AIM OF THE TASK
Look through the data below. Show each line where the string "xlabel" occurs.

RECORDS SHOWN
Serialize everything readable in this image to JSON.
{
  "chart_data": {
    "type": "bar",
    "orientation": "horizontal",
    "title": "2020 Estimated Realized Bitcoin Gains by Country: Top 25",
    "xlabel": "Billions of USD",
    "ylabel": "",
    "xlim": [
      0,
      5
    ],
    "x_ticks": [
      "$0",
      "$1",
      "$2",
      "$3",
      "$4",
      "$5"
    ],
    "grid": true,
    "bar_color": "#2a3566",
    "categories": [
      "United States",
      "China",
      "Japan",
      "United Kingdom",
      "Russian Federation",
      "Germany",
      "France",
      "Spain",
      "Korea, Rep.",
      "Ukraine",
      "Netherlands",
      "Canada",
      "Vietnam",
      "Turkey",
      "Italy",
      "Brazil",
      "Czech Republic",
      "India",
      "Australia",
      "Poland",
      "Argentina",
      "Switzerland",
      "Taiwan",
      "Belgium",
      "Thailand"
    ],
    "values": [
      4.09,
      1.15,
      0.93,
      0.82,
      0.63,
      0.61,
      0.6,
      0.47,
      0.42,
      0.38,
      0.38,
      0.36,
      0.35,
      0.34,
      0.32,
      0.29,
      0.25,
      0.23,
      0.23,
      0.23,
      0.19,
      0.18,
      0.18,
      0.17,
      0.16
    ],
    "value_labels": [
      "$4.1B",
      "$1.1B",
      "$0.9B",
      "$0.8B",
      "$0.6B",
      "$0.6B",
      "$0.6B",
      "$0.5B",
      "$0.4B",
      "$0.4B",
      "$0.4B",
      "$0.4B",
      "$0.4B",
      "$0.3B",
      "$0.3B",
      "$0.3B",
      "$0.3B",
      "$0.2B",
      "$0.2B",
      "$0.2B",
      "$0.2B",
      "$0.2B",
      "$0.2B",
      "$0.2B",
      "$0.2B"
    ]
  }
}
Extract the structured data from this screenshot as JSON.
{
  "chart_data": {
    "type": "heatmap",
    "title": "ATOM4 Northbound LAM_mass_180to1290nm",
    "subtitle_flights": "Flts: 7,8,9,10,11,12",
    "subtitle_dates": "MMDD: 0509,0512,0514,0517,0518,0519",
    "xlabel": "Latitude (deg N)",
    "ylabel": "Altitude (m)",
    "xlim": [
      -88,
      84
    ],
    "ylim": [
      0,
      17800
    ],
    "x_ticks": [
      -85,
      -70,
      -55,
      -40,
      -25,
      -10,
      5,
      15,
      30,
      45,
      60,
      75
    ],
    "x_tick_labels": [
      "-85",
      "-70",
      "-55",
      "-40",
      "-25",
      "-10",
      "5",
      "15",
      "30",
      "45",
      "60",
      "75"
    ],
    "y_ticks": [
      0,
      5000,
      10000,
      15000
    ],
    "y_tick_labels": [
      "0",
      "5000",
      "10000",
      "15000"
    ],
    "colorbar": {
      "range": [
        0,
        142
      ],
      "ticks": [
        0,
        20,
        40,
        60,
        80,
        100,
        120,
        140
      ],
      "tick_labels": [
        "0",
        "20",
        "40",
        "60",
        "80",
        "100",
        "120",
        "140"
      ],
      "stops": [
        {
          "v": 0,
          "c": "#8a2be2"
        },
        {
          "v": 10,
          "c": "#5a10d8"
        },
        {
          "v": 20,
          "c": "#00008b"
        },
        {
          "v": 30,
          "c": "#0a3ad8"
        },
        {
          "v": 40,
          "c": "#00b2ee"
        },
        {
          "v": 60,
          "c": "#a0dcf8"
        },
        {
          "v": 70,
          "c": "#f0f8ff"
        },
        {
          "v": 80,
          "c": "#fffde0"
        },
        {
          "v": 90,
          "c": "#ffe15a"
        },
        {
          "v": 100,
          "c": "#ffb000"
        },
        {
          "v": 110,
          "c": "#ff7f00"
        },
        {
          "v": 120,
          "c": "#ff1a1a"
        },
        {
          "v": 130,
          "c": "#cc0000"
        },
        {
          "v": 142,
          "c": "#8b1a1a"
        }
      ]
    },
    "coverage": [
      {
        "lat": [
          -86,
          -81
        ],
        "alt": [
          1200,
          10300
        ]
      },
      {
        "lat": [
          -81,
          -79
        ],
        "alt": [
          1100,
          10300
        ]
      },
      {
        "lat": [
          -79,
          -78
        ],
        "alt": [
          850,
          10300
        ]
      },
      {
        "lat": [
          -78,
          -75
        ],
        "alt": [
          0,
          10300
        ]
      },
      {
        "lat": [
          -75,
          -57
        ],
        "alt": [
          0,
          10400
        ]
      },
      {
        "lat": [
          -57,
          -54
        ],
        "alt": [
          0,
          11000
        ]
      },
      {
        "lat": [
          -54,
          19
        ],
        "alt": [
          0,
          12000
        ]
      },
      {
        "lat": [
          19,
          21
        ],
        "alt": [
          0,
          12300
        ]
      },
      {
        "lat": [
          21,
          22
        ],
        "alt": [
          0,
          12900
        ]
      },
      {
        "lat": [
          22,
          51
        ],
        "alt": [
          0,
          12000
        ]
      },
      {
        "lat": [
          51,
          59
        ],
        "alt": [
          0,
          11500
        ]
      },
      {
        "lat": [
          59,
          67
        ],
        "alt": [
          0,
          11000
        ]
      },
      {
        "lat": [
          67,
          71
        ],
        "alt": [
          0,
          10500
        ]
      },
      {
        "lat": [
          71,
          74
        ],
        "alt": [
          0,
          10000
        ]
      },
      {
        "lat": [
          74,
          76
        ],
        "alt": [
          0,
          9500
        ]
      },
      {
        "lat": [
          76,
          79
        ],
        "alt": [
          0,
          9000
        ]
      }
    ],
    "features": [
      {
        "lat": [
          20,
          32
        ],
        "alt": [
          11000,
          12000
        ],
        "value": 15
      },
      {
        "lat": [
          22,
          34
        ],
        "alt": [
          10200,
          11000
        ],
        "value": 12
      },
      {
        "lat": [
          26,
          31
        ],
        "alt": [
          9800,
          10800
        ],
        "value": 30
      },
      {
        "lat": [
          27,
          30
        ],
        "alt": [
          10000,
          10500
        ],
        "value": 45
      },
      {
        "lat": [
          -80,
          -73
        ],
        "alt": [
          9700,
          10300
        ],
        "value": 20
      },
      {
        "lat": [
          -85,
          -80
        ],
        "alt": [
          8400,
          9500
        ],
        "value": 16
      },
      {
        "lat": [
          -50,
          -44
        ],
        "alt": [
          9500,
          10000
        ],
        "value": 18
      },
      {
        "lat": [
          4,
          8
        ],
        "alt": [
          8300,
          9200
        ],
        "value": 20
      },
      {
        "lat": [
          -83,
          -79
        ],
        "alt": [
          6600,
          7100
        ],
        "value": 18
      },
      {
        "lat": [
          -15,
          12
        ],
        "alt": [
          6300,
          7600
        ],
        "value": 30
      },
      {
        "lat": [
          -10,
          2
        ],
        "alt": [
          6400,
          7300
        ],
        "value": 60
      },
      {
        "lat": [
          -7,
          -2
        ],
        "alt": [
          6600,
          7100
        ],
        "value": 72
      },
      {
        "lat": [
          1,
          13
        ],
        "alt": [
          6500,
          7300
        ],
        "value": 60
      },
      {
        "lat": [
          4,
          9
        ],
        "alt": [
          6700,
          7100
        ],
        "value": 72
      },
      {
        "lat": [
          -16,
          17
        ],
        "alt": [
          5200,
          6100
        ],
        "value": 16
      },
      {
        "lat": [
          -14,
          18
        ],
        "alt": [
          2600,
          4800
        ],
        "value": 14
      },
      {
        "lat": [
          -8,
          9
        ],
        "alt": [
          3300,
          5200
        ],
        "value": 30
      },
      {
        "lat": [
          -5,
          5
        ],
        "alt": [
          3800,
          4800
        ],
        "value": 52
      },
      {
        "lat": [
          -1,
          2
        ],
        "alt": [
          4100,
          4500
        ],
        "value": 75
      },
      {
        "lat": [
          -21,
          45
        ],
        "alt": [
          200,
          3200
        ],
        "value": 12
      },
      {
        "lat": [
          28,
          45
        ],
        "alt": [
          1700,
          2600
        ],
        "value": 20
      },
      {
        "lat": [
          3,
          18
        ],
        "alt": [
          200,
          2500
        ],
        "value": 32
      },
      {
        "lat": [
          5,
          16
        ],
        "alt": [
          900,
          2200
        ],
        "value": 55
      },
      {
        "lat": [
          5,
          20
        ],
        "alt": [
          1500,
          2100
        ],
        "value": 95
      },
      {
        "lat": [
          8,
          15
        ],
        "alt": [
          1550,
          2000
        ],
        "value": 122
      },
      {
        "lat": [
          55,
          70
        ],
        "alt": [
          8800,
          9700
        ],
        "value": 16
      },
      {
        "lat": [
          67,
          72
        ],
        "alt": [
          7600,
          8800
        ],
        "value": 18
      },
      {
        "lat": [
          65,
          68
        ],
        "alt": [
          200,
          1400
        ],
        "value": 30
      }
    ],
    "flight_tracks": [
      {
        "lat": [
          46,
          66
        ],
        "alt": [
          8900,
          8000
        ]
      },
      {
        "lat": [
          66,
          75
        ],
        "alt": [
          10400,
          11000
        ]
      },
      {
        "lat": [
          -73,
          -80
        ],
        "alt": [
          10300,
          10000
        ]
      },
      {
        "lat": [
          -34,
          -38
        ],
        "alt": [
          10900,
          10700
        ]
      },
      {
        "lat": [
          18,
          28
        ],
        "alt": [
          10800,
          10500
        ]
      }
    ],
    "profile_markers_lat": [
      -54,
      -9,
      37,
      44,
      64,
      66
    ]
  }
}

SOLUTION TO THIS TASK
    "xlabel": "Billions of USD",
    "xlabel": "Latitude (deg N)",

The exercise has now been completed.